| Exercise goal |
Gather each line in the entries that includes the string "right".
--------
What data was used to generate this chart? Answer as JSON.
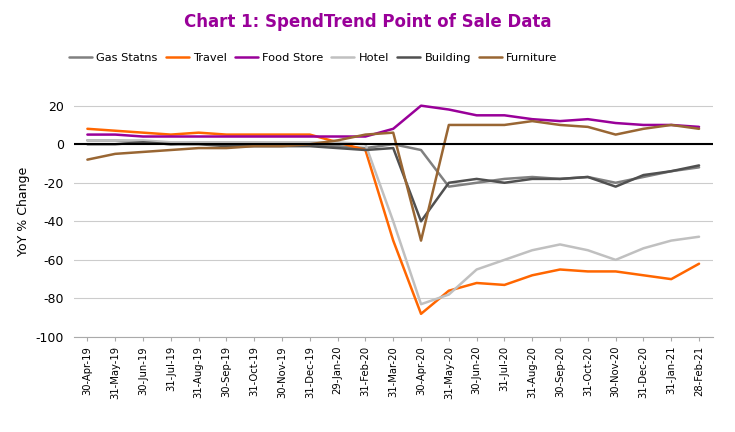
{
  "title": "Chart 1: SpendTrend Point of Sale Data",
  "title_color": "#990099",
  "ylabel": "YoY % Change",
  "ylim": [
    -100,
    30
  ],
  "yticks": [
    -100,
    -80,
    -60,
    -40,
    -20,
    0,
    20
  ],
  "background_color": "#ffffff",
  "dates": [
    "30-Apr-19",
    "31-May-19",
    "30-Jun-19",
    "31-Jul-19",
    "31-Aug-19",
    "30-Sep-19",
    "31-Oct-19",
    "30-Nov-19",
    "31-Dec-19",
    "29-Jan-20",
    "31-Feb-20",
    "31-Mar-20",
    "30-Apr-20",
    "31-May-20",
    "30-Jun-20",
    "31-Jul-20",
    "31-Aug-20",
    "30-Sep-20",
    "31-Oct-20",
    "30-Nov-20",
    "31-Dec-20",
    "31-Jan-21",
    "28-Feb-21"
  ],
  "series": {
    "Gas Statns": {
      "color": "#808080",
      "linewidth": 1.8,
      "values": [
        2,
        2,
        1,
        0,
        1,
        1,
        1,
        0,
        0,
        -1,
        -2,
        0,
        -3,
        -22,
        -20,
        -18,
        -17,
        -18,
        -17,
        -20,
        -17,
        -14,
        -12
      ]
    },
    "Travel": {
      "color": "#FF6600",
      "linewidth": 1.8,
      "values": [
        8,
        7,
        6,
        5,
        6,
        5,
        5,
        5,
        5,
        1,
        -3,
        -50,
        -88,
        -76,
        -72,
        -73,
        -68,
        -65,
        -66,
        -66,
        -68,
        -70,
        -62
      ]
    },
    "Food Store": {
      "color": "#990099",
      "linewidth": 1.8,
      "values": [
        5,
        5,
        4,
        4,
        4,
        4,
        4,
        4,
        4,
        4,
        4,
        8,
        20,
        18,
        15,
        15,
        13,
        12,
        13,
        11,
        10,
        10,
        9
      ]
    },
    "Hotel": {
      "color": "#C0C0C0",
      "linewidth": 1.8,
      "values": [
        2,
        2,
        2,
        1,
        1,
        1,
        1,
        1,
        1,
        1,
        0,
        -40,
        -83,
        -78,
        -65,
        -60,
        -55,
        -52,
        -55,
        -60,
        -54,
        -50,
        -48
      ]
    },
    "Building": {
      "color": "#505050",
      "linewidth": 1.8,
      "values": [
        0,
        0,
        1,
        0,
        0,
        -1,
        -1,
        -1,
        -1,
        -2,
        -3,
        -2,
        -40,
        -20,
        -18,
        -20,
        -18,
        -18,
        -17,
        -22,
        -16,
        -14,
        -11
      ]
    },
    "Furniture": {
      "color": "#996633",
      "linewidth": 1.8,
      "values": [
        -8,
        -5,
        -4,
        -3,
        -2,
        -2,
        -1,
        -1,
        0,
        2,
        5,
        6,
        -50,
        10,
        10,
        10,
        12,
        10,
        9,
        5,
        8,
        10,
        8
      ]
    }
  }
}
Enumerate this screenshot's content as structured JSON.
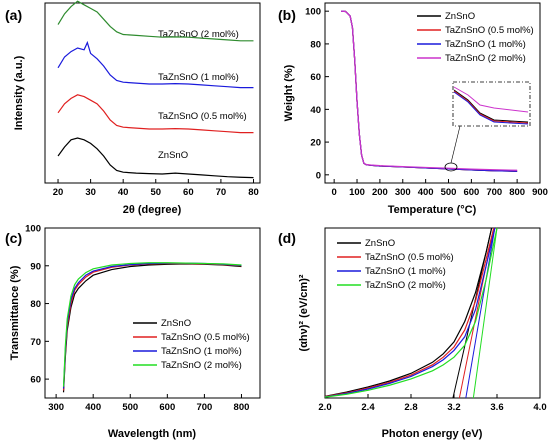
{
  "chart_data": [
    {
      "panel_label": "(a)",
      "type": "line",
      "xlabel": "2θ (degree)",
      "ylabel": "Intensity (a.u.)",
      "xlim": [
        16,
        82
      ],
      "ylim": [
        0,
        10
      ],
      "xticks": [
        20,
        30,
        40,
        50,
        60,
        70,
        80
      ],
      "yticks_shown": false,
      "series": [
        {
          "name": "ZnSnO",
          "color": "#000000",
          "offset": 0.2,
          "x": [
            20,
            22,
            24,
            26,
            28,
            30,
            32,
            34,
            36,
            38,
            40,
            44,
            48,
            52,
            56,
            60,
            64,
            68,
            72,
            76,
            80
          ],
          "y": [
            1.3,
            1.8,
            2.2,
            2.3,
            2.2,
            2.0,
            1.7,
            1.3,
            0.8,
            0.5,
            0.4,
            0.35,
            0.32,
            0.3,
            0.35,
            0.3,
            0.25,
            0.2,
            0.15,
            0.12,
            0.1
          ]
        },
        {
          "name": "TaZnSnO (0.5 mol%)",
          "color": "#e02020",
          "offset": 2.7,
          "x": [
            20,
            22,
            24,
            26,
            28,
            30,
            32,
            34,
            36,
            38,
            40,
            44,
            48,
            52,
            56,
            60,
            64,
            68,
            72,
            76,
            80
          ],
          "y": [
            1.2,
            1.7,
            2.0,
            2.2,
            2.1,
            1.9,
            1.7,
            1.3,
            0.8,
            0.5,
            0.4,
            0.35,
            0.3,
            0.3,
            0.32,
            0.3,
            0.25,
            0.2,
            0.15,
            0.1,
            0.1
          ]
        },
        {
          "name": "TaZnSnO (1 mol%)",
          "color": "#1a1adc",
          "offset": 5.2,
          "x": [
            20,
            22,
            24,
            26,
            28,
            29,
            30,
            32,
            34,
            36,
            38,
            40,
            44,
            48,
            52,
            56,
            60,
            64,
            68,
            72,
            76,
            80
          ],
          "y": [
            1.2,
            1.8,
            2.1,
            2.3,
            2.2,
            2.6,
            2.0,
            1.7,
            1.3,
            0.8,
            0.5,
            0.4,
            0.35,
            0.3,
            0.3,
            0.32,
            0.3,
            0.25,
            0.2,
            0.15,
            0.1,
            0.1
          ]
        },
        {
          "name": "TaZnSnO (2 mol%)",
          "color": "#2e8b2e",
          "offset": 7.8,
          "x": [
            20,
            22,
            24,
            26,
            28,
            30,
            32,
            34,
            36,
            38,
            40,
            44,
            48,
            52,
            56,
            60,
            64,
            68,
            72,
            76,
            80
          ],
          "y": [
            1.0,
            1.6,
            2.0,
            2.3,
            2.1,
            1.9,
            1.7,
            1.3,
            0.9,
            0.6,
            0.45,
            0.4,
            0.35,
            0.3,
            0.32,
            0.3,
            0.25,
            0.2,
            0.15,
            0.1,
            0.1
          ]
        }
      ],
      "labels": [
        "TaZnSnO (2 mol%)",
        "TaZnSnO (1 mol%)",
        "TaZnSnO (0.5 mol%)",
        "ZnSnO"
      ]
    },
    {
      "panel_label": "(b)",
      "type": "line",
      "xlabel": "Temperature (°C)",
      "ylabel": "Weight (%)",
      "xlim": [
        -40,
        900
      ],
      "ylim": [
        -5,
        105
      ],
      "xticks": [
        0,
        100,
        200,
        300,
        400,
        500,
        600,
        700,
        800,
        900
      ],
      "yticks": [
        0,
        20,
        40,
        60,
        80,
        100
      ],
      "legend_position": "top-right",
      "series": [
        {
          "name": "ZnSnO",
          "color": "#000000",
          "x": [
            30,
            50,
            70,
            80,
            90,
            100,
            110,
            120,
            130,
            140,
            160,
            200,
            300,
            400,
            500,
            600,
            700,
            800
          ],
          "y": [
            100,
            99.8,
            97,
            90,
            70,
            45,
            25,
            12,
            7,
            6.2,
            5.8,
            5.4,
            4.8,
            4.2,
            3.6,
            3.0,
            2.5,
            2.2
          ]
        },
        {
          "name": "TaZnSnO (0.5 mol%)",
          "color": "#e02020",
          "x": [
            30,
            50,
            70,
            80,
            90,
            100,
            110,
            120,
            130,
            140,
            160,
            200,
            300,
            400,
            500,
            600,
            700,
            800
          ],
          "y": [
            100,
            99.8,
            97,
            90,
            70,
            45,
            25,
            12,
            7,
            6.2,
            5.8,
            5.4,
            4.8,
            4.2,
            3.6,
            3.0,
            2.5,
            2.2
          ]
        },
        {
          "name": "TaZnSnO (1 mol%)",
          "color": "#1a1adc",
          "x": [
            30,
            50,
            70,
            80,
            90,
            100,
            110,
            120,
            130,
            140,
            160,
            200,
            300,
            400,
            500,
            600,
            700,
            800
          ],
          "y": [
            100,
            99.8,
            97,
            90,
            70,
            45,
            25,
            12,
            7,
            6.2,
            5.8,
            5.4,
            4.8,
            4.2,
            3.6,
            3.0,
            2.5,
            2.2
          ]
        },
        {
          "name": "TaZnSnO (2 mol%)",
          "color": "#cc33cc",
          "x": [
            30,
            50,
            70,
            80,
            90,
            100,
            110,
            120,
            130,
            140,
            160,
            200,
            300,
            400,
            500,
            600,
            700,
            800
          ],
          "y": [
            100,
            99.8,
            97,
            90,
            70,
            45,
            25,
            12,
            7,
            6.3,
            6.0,
            5.6,
            5.0,
            4.5,
            4.0,
            3.5,
            3.1,
            2.8
          ]
        }
      ],
      "inset": "zoomed view near 500 °C (dashed-dot box) showing the 2 mol% curve slightly higher"
    },
    {
      "panel_label": "(c)",
      "type": "line",
      "xlabel": "Wavelength (nm)",
      "ylabel": "Transmittance (%)",
      "xlim": [
        270,
        850
      ],
      "ylim": [
        55,
        100
      ],
      "xticks": [
        300,
        400,
        500,
        600,
        700,
        800
      ],
      "yticks": [
        60,
        70,
        80,
        90,
        100
      ],
      "legend_position": "bottom-right",
      "series": [
        {
          "name": "ZnSnO",
          "color": "#000000",
          "x": [
            320,
            325,
            330,
            340,
            350,
            360,
            380,
            400,
            450,
            500,
            550,
            600,
            650,
            700,
            750,
            800
          ],
          "y": [
            56.5,
            66,
            73,
            79,
            82.5,
            84,
            86,
            87.5,
            89,
            89.8,
            90.2,
            90.4,
            90.5,
            90.4,
            90.2,
            89.8
          ]
        },
        {
          "name": "TaZnSnO (0.5 mol%)",
          "color": "#e02020",
          "x": [
            320,
            325,
            330,
            340,
            350,
            360,
            380,
            400,
            450,
            500,
            550,
            600,
            650,
            700,
            750,
            800
          ],
          "y": [
            57,
            67,
            74,
            80,
            83.5,
            85,
            87,
            88.3,
            89.6,
            90.2,
            90.5,
            90.6,
            90.6,
            90.5,
            90.3,
            90.0
          ]
        },
        {
          "name": "TaZnSnO (1 mol%)",
          "color": "#1a1adc",
          "x": [
            320,
            325,
            330,
            340,
            350,
            360,
            380,
            400,
            450,
            500,
            550,
            600,
            650,
            700,
            750,
            800
          ],
          "y": [
            57.5,
            68,
            75,
            81,
            84,
            85.5,
            87.5,
            88.6,
            89.8,
            90.3,
            90.6,
            90.7,
            90.7,
            90.6,
            90.4,
            90.1
          ]
        },
        {
          "name": "TaZnSnO (2 mol%)",
          "color": "#22dd22",
          "x": [
            320,
            325,
            330,
            340,
            350,
            360,
            380,
            400,
            450,
            500,
            550,
            600,
            650,
            700,
            750,
            800
          ],
          "y": [
            58,
            69,
            76,
            82,
            85,
            86.5,
            88.2,
            89.2,
            90.2,
            90.6,
            90.8,
            90.8,
            90.7,
            90.6,
            90.5,
            90.2
          ]
        }
      ]
    },
    {
      "panel_label": "(d)",
      "type": "line",
      "xlabel": "Photon energy (eV)",
      "ylabel": "(αhν)² (eV/cm)²",
      "xlim": [
        2.0,
        4.0
      ],
      "ylim": [
        0,
        10
      ],
      "xticks": [
        2.0,
        2.4,
        2.8,
        3.2,
        3.6,
        4.0
      ],
      "yticks_shown": false,
      "legend_position": "top-left",
      "series": [
        {
          "name": "ZnSnO",
          "color": "#000000",
          "x": [
            2.0,
            2.2,
            2.4,
            2.6,
            2.8,
            3.0,
            3.1,
            3.2,
            3.3,
            3.4,
            3.5,
            3.55
          ],
          "y": [
            0.1,
            0.35,
            0.65,
            1.0,
            1.45,
            2.1,
            2.6,
            3.3,
            4.5,
            6.2,
            8.6,
            10
          ]
        },
        {
          "name": "TaZnSnO (0.5 mol%)",
          "color": "#e02020",
          "x": [
            2.0,
            2.2,
            2.4,
            2.6,
            2.8,
            3.0,
            3.1,
            3.2,
            3.3,
            3.4,
            3.5,
            3.57
          ],
          "y": [
            0.08,
            0.3,
            0.58,
            0.92,
            1.35,
            1.95,
            2.4,
            3.0,
            4.0,
            5.7,
            8.2,
            10
          ]
        },
        {
          "name": "TaZnSnO (1 mol%)",
          "color": "#1a1adc",
          "x": [
            2.0,
            2.2,
            2.4,
            2.6,
            2.8,
            3.0,
            3.1,
            3.2,
            3.3,
            3.4,
            3.5,
            3.58
          ],
          "y": [
            0.06,
            0.27,
            0.53,
            0.86,
            1.27,
            1.85,
            2.25,
            2.8,
            3.6,
            5.2,
            7.8,
            10
          ]
        },
        {
          "name": "TaZnSnO (2 mol%)",
          "color": "#22dd22",
          "x": [
            2.0,
            2.2,
            2.4,
            2.6,
            2.8,
            3.0,
            3.1,
            3.2,
            3.3,
            3.4,
            3.5,
            3.6
          ],
          "y": [
            0.05,
            0.22,
            0.45,
            0.75,
            1.12,
            1.6,
            1.95,
            2.4,
            3.1,
            4.5,
            7.0,
            10
          ]
        }
      ],
      "tangents": [
        {
          "color": "#000000",
          "x": [
            3.19,
            3.55
          ],
          "y": [
            0,
            10
          ]
        },
        {
          "color": "#e02020",
          "x": [
            3.25,
            3.57
          ],
          "y": [
            0,
            10
          ]
        },
        {
          "color": "#1a1adc",
          "x": [
            3.31,
            3.58
          ],
          "y": [
            0,
            10
          ]
        },
        {
          "color": "#22dd22",
          "x": [
            3.38,
            3.6
          ],
          "y": [
            0,
            10
          ]
        }
      ]
    }
  ]
}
--------
| Answer to this task |
      "legend_position": "top-right",
      "legend_position": "bottom-right",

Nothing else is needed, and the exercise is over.